_Available records_:

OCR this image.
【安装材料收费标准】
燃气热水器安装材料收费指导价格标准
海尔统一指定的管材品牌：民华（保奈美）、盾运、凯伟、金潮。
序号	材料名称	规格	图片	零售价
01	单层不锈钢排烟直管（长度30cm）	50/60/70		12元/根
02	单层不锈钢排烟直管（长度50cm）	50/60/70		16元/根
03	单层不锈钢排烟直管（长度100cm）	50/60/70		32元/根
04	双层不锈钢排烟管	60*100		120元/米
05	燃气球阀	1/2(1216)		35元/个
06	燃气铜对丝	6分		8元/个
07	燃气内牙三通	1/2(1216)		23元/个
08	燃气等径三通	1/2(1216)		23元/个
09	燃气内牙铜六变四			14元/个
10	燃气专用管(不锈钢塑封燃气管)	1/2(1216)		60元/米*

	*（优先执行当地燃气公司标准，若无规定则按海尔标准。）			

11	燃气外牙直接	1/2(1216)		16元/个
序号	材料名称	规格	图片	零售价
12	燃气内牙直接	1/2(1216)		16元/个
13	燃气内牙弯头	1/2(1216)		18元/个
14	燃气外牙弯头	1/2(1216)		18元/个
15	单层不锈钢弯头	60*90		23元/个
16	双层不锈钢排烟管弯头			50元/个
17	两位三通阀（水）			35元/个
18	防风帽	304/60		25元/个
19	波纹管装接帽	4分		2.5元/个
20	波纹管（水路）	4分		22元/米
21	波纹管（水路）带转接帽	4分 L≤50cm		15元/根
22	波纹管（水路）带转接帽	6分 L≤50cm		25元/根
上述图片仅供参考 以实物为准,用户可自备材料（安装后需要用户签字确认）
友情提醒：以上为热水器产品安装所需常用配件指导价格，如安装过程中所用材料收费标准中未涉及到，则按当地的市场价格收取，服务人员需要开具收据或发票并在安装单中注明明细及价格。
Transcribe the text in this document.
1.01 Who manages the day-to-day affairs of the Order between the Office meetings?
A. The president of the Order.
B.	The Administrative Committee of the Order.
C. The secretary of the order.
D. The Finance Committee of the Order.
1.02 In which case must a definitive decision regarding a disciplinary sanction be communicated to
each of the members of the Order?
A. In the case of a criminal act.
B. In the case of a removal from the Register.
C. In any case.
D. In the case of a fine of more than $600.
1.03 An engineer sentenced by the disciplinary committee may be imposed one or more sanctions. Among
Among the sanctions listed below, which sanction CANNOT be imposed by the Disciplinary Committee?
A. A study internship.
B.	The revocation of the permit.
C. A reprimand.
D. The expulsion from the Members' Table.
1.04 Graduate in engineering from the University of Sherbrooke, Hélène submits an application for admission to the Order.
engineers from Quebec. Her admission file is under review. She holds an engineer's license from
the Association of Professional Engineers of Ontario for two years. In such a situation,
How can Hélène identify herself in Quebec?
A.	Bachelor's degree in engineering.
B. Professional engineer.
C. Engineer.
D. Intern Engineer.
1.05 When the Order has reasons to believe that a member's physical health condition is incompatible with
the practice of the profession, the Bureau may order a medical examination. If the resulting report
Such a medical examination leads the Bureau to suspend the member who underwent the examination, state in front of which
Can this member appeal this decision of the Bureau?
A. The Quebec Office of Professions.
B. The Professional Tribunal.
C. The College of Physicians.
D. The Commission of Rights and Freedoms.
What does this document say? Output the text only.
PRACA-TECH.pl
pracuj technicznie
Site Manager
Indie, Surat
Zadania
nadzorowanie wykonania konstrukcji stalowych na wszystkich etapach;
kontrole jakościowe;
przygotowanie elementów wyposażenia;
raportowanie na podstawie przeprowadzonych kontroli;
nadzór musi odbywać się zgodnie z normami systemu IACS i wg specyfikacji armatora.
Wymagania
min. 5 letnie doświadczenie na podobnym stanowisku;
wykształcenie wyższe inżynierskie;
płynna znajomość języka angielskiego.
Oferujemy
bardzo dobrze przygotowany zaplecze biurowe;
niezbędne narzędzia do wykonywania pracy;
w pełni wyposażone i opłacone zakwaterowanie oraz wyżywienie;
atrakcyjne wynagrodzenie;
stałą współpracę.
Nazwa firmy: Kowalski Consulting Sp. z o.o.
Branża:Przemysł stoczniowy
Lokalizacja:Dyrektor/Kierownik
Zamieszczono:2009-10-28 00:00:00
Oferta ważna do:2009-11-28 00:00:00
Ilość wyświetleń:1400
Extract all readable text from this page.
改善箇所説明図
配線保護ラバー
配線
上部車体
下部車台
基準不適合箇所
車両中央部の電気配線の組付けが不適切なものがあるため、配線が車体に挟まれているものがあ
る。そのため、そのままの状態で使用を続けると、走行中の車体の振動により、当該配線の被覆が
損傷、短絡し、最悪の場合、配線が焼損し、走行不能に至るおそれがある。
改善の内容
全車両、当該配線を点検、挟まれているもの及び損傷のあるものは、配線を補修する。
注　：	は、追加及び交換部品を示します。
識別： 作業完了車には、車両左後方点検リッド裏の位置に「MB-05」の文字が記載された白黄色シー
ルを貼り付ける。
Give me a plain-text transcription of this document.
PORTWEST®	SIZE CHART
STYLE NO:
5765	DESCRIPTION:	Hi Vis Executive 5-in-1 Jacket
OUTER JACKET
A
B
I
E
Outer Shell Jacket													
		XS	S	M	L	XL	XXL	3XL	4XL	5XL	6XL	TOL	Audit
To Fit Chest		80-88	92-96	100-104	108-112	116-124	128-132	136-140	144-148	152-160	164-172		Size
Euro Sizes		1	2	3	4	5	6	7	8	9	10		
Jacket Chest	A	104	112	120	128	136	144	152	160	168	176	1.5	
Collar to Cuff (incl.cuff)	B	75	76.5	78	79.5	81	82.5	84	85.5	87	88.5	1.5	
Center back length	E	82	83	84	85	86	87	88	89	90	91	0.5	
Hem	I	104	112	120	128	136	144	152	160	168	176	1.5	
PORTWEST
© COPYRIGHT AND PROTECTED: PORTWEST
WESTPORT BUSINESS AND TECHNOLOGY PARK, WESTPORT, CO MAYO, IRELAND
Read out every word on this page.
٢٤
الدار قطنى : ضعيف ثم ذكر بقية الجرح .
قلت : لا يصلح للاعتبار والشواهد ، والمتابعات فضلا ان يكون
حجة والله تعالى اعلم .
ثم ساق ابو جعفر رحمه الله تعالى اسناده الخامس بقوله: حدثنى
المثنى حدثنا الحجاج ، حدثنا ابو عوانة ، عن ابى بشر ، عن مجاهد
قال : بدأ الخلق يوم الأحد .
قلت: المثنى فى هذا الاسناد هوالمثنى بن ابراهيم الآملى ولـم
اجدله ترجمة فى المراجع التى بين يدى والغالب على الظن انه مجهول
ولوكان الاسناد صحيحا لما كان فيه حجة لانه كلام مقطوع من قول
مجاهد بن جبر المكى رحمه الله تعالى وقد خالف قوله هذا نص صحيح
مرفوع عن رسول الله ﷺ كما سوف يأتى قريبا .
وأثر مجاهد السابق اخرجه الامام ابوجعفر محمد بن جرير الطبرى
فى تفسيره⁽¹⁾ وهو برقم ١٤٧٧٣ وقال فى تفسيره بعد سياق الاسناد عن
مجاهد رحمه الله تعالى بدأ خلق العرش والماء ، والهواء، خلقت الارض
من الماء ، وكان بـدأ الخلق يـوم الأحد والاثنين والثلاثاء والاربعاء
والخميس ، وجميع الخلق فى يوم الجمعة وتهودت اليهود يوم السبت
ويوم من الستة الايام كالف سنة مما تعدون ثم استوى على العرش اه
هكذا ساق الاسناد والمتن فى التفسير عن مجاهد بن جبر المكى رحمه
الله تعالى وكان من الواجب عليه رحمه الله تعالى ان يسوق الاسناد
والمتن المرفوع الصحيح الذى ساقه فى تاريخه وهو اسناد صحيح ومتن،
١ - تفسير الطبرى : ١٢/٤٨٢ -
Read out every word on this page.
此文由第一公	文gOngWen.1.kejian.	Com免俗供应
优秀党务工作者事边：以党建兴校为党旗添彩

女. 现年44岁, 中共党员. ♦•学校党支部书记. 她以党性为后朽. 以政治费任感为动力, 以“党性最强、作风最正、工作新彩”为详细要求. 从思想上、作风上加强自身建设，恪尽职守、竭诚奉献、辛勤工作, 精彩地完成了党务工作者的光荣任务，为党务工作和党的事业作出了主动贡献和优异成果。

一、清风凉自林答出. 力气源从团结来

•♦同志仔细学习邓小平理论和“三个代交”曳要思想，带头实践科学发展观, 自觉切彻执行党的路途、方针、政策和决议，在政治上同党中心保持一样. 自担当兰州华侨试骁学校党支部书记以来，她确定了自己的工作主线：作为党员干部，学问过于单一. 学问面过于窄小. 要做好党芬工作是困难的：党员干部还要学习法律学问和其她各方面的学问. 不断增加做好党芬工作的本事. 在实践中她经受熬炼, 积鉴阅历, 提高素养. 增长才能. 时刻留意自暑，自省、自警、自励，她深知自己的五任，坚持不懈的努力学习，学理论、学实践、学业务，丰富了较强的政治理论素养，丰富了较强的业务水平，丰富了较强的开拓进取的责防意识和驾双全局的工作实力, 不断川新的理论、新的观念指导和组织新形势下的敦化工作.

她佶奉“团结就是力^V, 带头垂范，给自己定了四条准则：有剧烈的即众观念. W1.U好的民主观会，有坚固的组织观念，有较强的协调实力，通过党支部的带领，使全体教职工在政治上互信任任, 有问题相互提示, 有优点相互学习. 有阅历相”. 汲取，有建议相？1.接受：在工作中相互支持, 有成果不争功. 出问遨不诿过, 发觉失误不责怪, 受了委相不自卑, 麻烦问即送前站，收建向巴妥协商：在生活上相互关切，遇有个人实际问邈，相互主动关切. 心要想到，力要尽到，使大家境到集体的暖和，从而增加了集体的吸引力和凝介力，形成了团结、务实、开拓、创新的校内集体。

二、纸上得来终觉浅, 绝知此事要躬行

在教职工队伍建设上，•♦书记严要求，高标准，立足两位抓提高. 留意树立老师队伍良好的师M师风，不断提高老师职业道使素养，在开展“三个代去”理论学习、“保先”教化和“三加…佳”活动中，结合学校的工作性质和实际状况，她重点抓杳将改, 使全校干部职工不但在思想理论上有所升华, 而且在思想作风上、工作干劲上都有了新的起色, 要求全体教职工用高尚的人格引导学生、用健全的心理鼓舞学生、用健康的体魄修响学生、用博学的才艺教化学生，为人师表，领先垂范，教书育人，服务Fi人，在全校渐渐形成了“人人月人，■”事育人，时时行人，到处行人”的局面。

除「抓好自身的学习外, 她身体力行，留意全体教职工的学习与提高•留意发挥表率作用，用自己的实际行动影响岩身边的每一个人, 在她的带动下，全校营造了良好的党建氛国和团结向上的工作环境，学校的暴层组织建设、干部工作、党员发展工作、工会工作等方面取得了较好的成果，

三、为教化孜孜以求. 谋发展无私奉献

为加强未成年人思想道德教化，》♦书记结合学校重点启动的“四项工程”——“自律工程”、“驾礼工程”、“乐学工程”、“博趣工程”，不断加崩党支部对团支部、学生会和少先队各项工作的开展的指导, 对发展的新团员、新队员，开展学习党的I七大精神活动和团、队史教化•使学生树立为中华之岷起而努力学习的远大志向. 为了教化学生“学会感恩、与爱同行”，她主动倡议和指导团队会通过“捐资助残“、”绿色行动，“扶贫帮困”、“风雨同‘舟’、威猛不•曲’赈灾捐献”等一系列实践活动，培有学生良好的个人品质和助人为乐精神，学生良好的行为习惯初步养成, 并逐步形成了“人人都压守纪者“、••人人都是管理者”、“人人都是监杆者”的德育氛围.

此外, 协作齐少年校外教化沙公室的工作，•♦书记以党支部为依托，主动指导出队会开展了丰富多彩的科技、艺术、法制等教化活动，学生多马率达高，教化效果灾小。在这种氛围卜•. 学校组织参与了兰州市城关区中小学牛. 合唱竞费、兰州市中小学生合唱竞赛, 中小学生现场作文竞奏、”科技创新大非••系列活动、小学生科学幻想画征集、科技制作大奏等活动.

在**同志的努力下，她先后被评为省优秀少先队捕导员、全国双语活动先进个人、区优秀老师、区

_Set problem_: Find every line holding the word "imposed"; give their count and nothing else.

_Written answer_: 2